_WHAT YOU SHOULD DO:_ Reproduce the items below word for word, starting at their first line and ending with the line that contains "396, 114, 410]", including both of those lines.
**** DATASET RECORDS ****
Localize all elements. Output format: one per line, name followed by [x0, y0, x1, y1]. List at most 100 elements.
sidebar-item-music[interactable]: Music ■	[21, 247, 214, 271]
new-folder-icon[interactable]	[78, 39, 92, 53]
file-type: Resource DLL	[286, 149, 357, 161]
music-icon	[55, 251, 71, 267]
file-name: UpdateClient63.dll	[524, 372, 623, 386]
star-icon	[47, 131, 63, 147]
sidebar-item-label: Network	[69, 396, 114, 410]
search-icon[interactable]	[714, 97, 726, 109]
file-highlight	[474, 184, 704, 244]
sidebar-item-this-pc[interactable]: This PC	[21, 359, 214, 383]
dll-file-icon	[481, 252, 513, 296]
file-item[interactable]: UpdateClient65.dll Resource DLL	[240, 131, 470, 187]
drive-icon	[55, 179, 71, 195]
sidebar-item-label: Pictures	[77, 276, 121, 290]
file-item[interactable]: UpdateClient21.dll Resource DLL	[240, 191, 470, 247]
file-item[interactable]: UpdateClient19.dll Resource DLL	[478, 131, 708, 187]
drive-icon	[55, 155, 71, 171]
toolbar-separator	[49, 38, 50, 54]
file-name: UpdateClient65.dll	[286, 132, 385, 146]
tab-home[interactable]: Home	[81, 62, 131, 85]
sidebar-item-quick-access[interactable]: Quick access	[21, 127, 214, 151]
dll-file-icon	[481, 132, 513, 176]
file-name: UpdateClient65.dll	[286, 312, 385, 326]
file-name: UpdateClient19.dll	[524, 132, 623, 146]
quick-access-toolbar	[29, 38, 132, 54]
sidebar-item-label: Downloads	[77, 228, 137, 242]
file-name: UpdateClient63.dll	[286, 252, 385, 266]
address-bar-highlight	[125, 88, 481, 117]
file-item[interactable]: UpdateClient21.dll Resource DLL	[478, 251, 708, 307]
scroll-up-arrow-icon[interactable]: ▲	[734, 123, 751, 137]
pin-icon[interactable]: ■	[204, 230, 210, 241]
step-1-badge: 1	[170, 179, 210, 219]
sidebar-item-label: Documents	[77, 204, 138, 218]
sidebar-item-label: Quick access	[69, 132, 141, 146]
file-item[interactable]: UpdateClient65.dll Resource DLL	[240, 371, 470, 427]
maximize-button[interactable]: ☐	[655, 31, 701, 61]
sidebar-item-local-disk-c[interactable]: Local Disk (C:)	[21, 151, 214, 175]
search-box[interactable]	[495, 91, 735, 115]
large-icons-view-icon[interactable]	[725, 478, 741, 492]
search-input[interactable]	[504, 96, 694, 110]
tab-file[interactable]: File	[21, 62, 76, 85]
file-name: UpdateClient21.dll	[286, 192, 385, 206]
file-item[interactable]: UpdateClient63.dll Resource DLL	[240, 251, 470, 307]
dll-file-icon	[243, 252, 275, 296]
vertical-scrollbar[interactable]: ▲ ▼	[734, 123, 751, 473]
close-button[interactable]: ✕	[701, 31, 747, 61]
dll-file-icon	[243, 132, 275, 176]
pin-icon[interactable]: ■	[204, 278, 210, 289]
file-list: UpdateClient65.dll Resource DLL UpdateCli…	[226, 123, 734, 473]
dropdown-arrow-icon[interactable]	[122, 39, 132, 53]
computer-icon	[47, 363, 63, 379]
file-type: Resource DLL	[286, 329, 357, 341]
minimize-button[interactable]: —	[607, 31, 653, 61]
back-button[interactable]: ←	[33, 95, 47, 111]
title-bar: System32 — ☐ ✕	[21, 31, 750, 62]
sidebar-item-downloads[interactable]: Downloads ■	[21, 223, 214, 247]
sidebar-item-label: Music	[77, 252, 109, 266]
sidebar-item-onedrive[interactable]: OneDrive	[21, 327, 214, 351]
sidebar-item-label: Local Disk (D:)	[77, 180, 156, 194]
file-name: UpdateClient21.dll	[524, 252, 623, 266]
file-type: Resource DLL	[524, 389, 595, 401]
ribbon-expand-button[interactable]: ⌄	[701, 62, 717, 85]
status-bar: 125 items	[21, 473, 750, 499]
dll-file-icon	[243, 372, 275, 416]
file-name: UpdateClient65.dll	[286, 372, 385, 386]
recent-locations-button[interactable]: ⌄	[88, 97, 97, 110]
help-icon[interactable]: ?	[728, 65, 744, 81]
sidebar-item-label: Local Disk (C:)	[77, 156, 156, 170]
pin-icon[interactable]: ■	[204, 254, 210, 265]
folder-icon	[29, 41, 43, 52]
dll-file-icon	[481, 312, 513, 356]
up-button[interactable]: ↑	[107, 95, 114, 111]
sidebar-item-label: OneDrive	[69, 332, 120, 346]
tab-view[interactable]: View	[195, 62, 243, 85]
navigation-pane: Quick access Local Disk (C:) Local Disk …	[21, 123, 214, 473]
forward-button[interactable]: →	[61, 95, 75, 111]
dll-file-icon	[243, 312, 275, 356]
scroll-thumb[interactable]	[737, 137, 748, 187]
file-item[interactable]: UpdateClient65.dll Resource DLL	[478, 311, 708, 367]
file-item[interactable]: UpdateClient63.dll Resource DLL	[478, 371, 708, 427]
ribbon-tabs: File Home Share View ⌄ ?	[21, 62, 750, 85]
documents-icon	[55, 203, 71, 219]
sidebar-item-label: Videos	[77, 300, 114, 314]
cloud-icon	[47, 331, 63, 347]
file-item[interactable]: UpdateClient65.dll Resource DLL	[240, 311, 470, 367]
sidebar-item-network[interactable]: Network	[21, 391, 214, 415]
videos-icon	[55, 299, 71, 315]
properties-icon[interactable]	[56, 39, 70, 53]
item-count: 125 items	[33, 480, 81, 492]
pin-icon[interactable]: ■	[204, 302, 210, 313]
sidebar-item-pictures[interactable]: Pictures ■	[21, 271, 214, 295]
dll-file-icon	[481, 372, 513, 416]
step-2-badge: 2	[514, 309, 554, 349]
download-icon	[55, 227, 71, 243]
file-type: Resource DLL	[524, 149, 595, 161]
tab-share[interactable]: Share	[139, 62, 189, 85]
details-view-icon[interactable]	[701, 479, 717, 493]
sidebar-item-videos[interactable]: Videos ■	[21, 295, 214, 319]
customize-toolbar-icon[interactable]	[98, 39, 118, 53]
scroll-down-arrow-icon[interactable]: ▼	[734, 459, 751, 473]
****
_TASK ANSWER:_
Localize all elements. Output format: one per line, name followed by [x0, y0, x1, y1]. List at most 100 elements.
sidebar-item-music[interactable]: Music ■	[21, 247, 214, 271]
new-folder-icon[interactable]	[78, 39, 92, 53]
file-type: Resource DLL	[286, 149, 357, 161]
music-icon	[55, 251, 71, 267]
file-name: UpdateClient63.dll	[524, 372, 623, 386]
star-icon	[47, 131, 63, 147]
sidebar-item-label: Network	[69, 396, 114, 410]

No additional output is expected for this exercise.